◆ **WHAT YOU NEED TO DO**
Would you transcribe all of the data exactly, down to the last character?

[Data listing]
— BEGIN —
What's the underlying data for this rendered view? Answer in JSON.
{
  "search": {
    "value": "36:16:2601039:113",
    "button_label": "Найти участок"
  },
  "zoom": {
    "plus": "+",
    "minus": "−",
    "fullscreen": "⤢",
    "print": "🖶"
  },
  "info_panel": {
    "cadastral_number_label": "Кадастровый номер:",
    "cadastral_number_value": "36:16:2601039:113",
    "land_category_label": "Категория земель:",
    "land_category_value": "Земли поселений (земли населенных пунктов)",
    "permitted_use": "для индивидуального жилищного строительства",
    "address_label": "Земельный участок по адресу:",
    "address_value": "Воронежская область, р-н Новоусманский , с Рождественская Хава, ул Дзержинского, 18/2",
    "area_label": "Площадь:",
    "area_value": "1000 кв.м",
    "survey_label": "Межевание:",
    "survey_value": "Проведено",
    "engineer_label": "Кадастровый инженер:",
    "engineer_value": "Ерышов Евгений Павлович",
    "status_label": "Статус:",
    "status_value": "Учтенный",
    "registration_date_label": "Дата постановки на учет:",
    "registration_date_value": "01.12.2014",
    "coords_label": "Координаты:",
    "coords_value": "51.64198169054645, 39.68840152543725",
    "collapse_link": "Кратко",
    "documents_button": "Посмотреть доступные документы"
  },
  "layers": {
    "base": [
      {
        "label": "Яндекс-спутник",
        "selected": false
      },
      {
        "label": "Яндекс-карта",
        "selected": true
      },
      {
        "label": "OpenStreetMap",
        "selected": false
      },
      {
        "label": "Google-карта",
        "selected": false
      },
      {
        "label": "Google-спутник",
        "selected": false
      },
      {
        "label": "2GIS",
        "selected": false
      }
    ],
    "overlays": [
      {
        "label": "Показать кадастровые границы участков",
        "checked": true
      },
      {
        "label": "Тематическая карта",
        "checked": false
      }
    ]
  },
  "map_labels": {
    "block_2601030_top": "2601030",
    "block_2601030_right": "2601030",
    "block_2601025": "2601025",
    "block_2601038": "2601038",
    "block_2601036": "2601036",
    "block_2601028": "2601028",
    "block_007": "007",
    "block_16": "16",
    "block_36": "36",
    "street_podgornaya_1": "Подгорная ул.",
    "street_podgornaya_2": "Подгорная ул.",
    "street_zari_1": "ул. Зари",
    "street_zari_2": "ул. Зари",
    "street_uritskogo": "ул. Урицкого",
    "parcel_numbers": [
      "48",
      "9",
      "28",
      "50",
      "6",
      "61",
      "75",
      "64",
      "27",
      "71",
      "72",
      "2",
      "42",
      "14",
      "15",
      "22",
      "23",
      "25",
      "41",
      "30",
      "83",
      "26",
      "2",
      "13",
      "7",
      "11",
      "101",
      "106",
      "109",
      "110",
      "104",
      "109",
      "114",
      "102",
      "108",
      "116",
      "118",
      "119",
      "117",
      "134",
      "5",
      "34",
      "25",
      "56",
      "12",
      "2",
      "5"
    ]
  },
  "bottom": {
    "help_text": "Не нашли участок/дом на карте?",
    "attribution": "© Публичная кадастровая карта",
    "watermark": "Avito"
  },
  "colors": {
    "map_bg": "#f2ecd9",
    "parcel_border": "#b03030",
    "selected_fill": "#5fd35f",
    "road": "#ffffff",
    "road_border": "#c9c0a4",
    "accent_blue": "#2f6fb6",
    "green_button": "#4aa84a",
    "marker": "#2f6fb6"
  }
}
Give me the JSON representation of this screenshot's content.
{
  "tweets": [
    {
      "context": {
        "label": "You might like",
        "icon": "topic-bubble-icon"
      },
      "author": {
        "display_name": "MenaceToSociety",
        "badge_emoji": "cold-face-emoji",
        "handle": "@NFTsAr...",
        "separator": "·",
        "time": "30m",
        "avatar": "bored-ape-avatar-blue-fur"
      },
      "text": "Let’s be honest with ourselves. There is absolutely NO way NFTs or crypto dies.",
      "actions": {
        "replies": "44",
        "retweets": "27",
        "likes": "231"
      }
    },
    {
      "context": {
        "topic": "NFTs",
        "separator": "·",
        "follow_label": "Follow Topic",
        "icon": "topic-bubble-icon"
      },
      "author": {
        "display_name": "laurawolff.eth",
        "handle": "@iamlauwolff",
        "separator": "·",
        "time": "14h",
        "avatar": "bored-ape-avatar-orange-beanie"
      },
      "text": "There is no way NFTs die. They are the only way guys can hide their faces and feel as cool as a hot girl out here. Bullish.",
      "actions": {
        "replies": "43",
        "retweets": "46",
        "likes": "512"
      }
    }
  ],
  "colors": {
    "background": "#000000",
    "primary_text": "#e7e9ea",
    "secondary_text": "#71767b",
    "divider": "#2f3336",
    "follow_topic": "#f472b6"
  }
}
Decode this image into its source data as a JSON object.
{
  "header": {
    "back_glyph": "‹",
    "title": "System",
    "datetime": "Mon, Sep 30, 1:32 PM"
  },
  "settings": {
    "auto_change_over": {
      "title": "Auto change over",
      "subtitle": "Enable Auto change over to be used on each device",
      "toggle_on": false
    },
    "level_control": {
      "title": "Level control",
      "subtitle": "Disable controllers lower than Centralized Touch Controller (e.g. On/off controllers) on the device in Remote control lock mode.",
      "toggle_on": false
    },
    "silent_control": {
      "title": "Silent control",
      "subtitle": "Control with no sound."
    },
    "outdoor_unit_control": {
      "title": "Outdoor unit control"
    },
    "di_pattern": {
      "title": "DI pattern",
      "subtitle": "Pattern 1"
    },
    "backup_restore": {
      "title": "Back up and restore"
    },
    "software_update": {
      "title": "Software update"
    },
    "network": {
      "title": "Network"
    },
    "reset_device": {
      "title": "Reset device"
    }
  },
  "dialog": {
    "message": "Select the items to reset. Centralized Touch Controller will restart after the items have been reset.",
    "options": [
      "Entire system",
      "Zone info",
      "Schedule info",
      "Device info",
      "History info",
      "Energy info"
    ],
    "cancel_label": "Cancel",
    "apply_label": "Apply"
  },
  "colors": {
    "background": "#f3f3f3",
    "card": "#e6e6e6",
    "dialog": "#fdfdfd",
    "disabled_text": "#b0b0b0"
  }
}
— END —
◆ **SOLUTION FOR THIS EXERCISE**
What's the underlying data for this rendered view? Answer in JSON.
{
  "search": {
    "value": "36:16:2601039:113",
    "button_label": "Найти участок"
  },
  "zoom": {
    "plus": "+",
    "minus": "−",
    "fullscreen": "⤢",
    "print": "🖶"
  },
  "info_panel": {
    "cadastral_number_label": "Кадастровый номер:",
    "cadastral_number_value": "36:16:2601039:113",
    "land_category_label": "Категория земель:",
    "land_category_value": "Земли поселений (земли населенных пунктов)",
    "permitted_use": "для индивидуального жилищного строительства",
    "address_label": "Земельный участок по адресу:",
    "address_value": "Воронежская область, р-н Новоусманский , с Рождественская Хава, ул Дзержинского, 18/2",
    "area_label": "Площадь:",
    "area_value": "1000 кв.м",
    "survey_label": "Межевание:",
    "survey_value": "Проведено",
    "engineer_label": "Кадастровый инженер:",
    "engineer_value": "Ерышов Евгений Павлович",
    "status_label": "Статус:",
    "status_value": "Учтенный",
    "registration_date_label": "Дата постановки на учет:",
    "registration_date_value": "01.12.2014",
    "coords_label": "Координаты:",
    "coords_value": "51.64198169054645, 39.68840152543725",
    "collapse_link": "Кратко",
    "documents_button": "Посмотреть доступные документы"
  },
  "layers": {
    "base": [
      {
        "label": "Яндекс-спутник",
        "selected": false
      },
      {
        "label": "Яндекс-карта",
        "selected": true
      },
      {
        "label": "OpenStreetMap",
        "selected": false
      },
      {
        "label": "Google-карта",
        "selected": false
      },
      {
        "label": "Google-спутник",
        "selected": false
      },
      {
        "label": "2GIS",
        "selected": false
      }
    ],
    "overlays": [
      {
        "label": "Показать кадастровые границы участков",
        "checked": true
      },
      {
        "label": "Тематическая карта",
        "checked": false
      }
    ]
  },
  "map_labels": {
    "block_2601030_top": "2601030",
    "block_2601030_right": "2601030",
    "block_2601025": "2601025",
    "block_2601038": "2601038",
    "block_2601036": "2601036",
    "block_2601028": "2601028",
    "block_007": "007",
    "block_16": "16",
    "block_36": "36",
    "street_podgornaya_1": "Подгорная ул.",
    "street_podgornaya_2": "Подгорная ул.",
    "street_zari_1": "ул. Зари",
    "street_zari_2": "ул. Зари",
    "street_uritskogo": "ул. Урицкого",
    "parcel_numbers": [
      "48",
      "9",
      "28",
      "50",
      "6",
      "61",
      "75",
      "64",
      "27",
      "71",
      "72",
      "2",
      "42",
      "14",
      "15",
      "22",
      "23",
      "25",
      "41",
      "30",
      "83",
      "26",
      "2",
      "13",
      "7",
      "11",
      "101",
      "106",
      "109",
      "110",
      "104",
      "109",
      "114",
      "102",
      "108",
      "116",
      "118",
      "119",
      "117",
      "134",
      "5",
      "34",
      "25",
      "56",
      "12",
      "2",
      "5"
    ]
  },
  "bottom": {
    "help_text": "Не нашли участок/дом на карте?",
    "attribution": "© Публичная кадастровая карта",
    "watermark": "Avito"
  },
  "colors": {
    "map_bg": "#f2ecd9",
    "parcel_border": "#b03030",
    "selected_fill": "#5fd35f",
    "road": "#ffffff",
    "road_border": "#c9c0a4",
    "accent_blue": "#2f6fb6",
    "green_button": "#4aa84a",
    "marker": "#2f6fb6"
  }
}
Give me the JSON representation of this screenshot's content.
{
  "tweets": [
    {
      "context": {
        "label": "You might like",
        "icon": "topic-bubble-icon"
      },
      "author": {
        "display_name": "MenaceToSociety",
        "badge_emoji": "cold-face-emoji",
        "handle": "@NFTsAr...",
        "separator": "·",
        "time": "30m",
        "avatar": "bored-ape-avatar-blue-fur"
      },
      "text": "Let’s be honest with ourselves. There is absolutely NO way NFTs or crypto dies.",
      "actions": {
        "replies": "44",
        "retweets": "27",
        "likes": "231"
      }
    },
    {
      "context": {
        "topic": "NFTs",
        "separator": "·",
        "follow_label": "Follow Topic",
        "icon": "topic-bubble-icon"
      },
      "author": {
        "display_name": "laurawolff.eth",
        "handle": "@iamlauwolff",
        "separator": "·",
        "time": "14h",
        "avatar": "bored-ape-avatar-orange-beanie"
      },
      "text": "There is no way NFTs die. They are the only way guys can hide their faces and feel as cool as a hot girl out here. Bullish.",
      "actions": {
        "replies": "43",
        "retweets": "46",
        "likes": "512"
      }
    }
  ],
  "colors": {
    "background": "#000000",
    "primary_text": "#e7e9ea",
    "secondary_text": "#71767b",
    "divider": "#2f3336",
    "follow_topic": "#f472b6"
  }
}
Decode this image into its source data as a JSON object.
{
  "header": {
    "back_glyph": "‹",
    "title": "System",
    "datetime": "Mon, Sep 30, 1:32 PM"
  },
  "settings": {
    "auto_change_over": {
      "title": "Auto change over",
      "subtitle": "Enable Auto change over to be used on each device",
      "toggle_on": false
    },
    "level_control": {
      "title": "Level control",
      "subtitle": "Disable controllers lower than Centralized Touch Controller (e.g. On/off controllers) on the device in Remote control lock mode.",
      "toggle_on": false
    },
    "silent_control": {
      "title": "Silent control",
      "subtitle": "Control with no sound."
    },
    "outdoor_unit_control": {
      "title": "Outdoor unit control"
    },
    "di_pattern": {
      "title": "DI pattern",
      "subtitle": "Pattern 1"
    },
    "backup_restore": {
      "title": "Back up and restore"
    },
    "software_update": {
      "title": "Software update"
    },
    "network": {
      "title": "Network"
    },
    "reset_device": {
      "title": "Reset device"
    }
  },
  "dialog": {
    "message": "Select the items to reset. Centralized Touch Controller will restart after the items have been reset.",
    "options": [
      "Entire system",
      "Zone info",
      "Schedule info",
      "Device info",
      "History info",
      "Energy info"
    ],
    "cancel_label": "Cancel",
    "apply_label": "Apply"
  },
  "colors": {
    "background": "#f3f3f3",
    "card": "#e6e6e6",
    "dialog": "#fdfdfd",
    "disabled_text": "#b0b0b0"
  }
}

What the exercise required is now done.